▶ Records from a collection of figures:
++++++++++

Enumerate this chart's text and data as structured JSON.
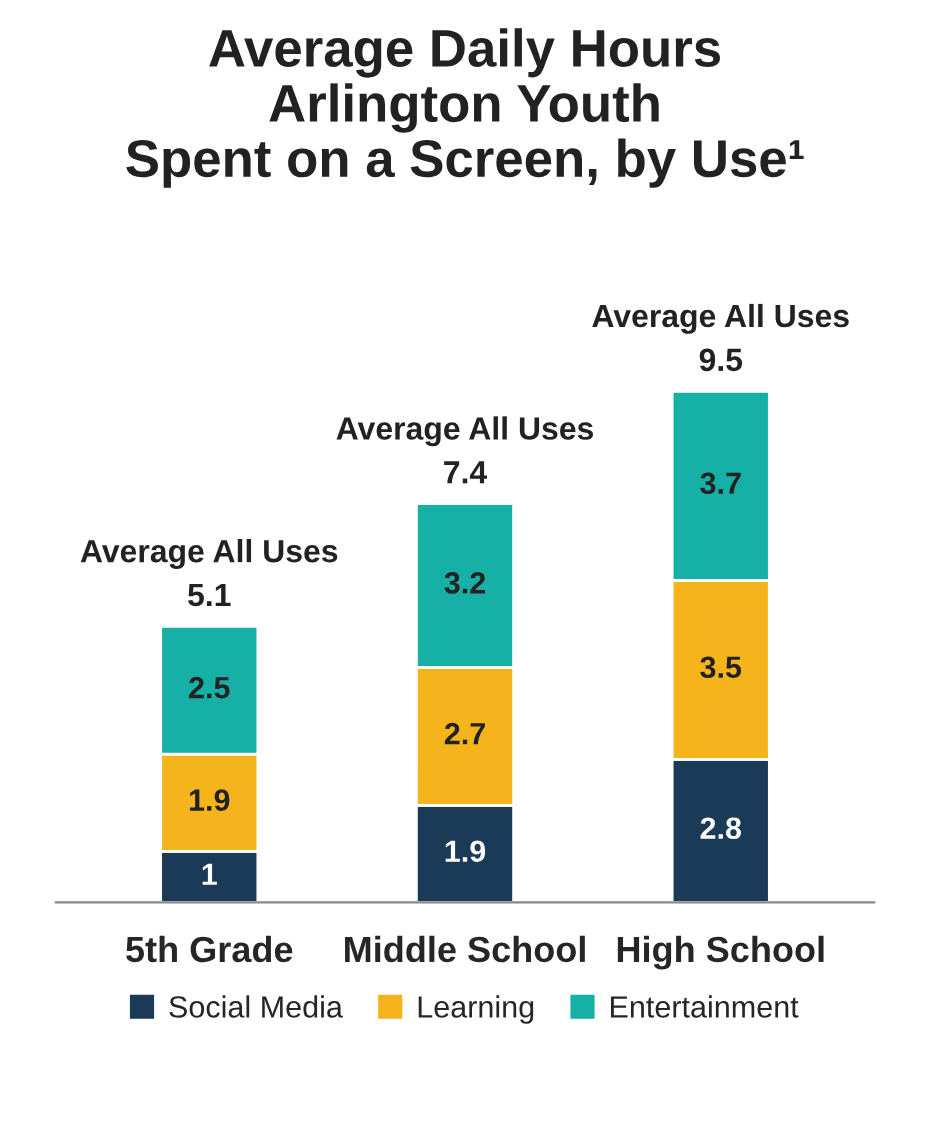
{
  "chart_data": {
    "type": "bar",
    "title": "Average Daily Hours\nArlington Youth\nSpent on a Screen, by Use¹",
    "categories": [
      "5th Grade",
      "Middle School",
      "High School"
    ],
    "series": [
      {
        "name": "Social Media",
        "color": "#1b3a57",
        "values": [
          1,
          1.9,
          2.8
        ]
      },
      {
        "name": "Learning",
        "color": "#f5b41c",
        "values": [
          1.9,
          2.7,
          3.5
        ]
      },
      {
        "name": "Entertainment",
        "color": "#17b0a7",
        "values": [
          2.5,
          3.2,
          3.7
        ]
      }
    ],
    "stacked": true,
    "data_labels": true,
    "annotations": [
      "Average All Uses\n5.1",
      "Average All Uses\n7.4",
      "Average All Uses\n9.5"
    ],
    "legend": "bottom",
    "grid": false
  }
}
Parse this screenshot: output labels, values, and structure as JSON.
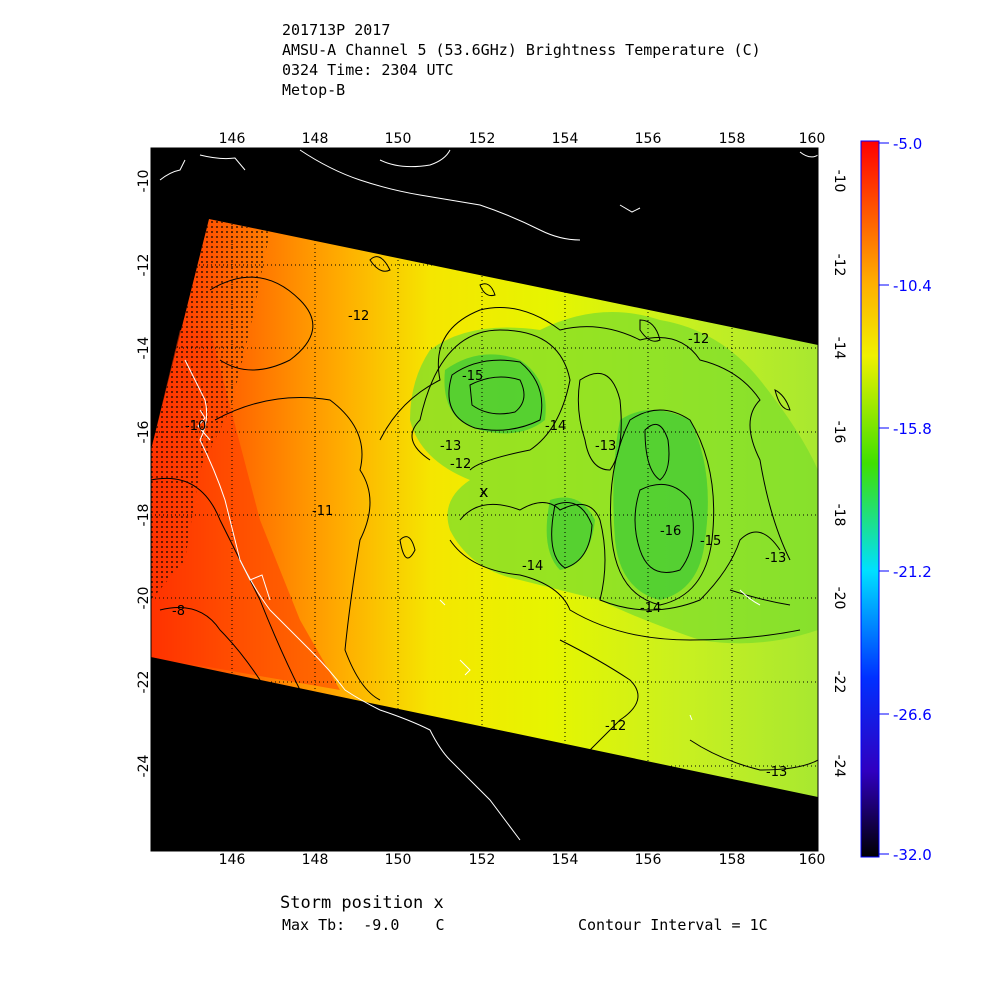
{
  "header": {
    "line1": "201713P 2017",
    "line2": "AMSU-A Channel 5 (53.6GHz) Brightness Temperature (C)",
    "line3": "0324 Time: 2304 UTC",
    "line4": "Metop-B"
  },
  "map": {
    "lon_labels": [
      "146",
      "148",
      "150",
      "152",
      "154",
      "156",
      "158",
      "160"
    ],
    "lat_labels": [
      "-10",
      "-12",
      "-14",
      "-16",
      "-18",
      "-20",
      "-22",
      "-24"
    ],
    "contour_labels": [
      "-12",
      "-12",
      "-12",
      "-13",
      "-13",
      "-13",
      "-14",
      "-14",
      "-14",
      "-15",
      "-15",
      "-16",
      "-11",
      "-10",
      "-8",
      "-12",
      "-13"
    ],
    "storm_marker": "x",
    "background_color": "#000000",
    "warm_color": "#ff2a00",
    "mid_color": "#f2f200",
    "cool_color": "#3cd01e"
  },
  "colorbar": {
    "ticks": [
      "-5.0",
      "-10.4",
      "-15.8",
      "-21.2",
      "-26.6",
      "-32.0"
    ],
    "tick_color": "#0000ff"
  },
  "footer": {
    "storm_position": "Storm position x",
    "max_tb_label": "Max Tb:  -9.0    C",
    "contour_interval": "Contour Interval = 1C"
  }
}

++++++++++

▶ TASK STATEMENT:
Write out every line of the data that holds the word "Average".

▶ SOLUTION FOR THIS TASK:
    "title": "Average Daily Hours\nArlington Youth\nSpent on a Screen, by Use¹",
      "Average All Uses\n5.1",
      "Average All Uses\n7.4",
      "Average All Uses\n9.5"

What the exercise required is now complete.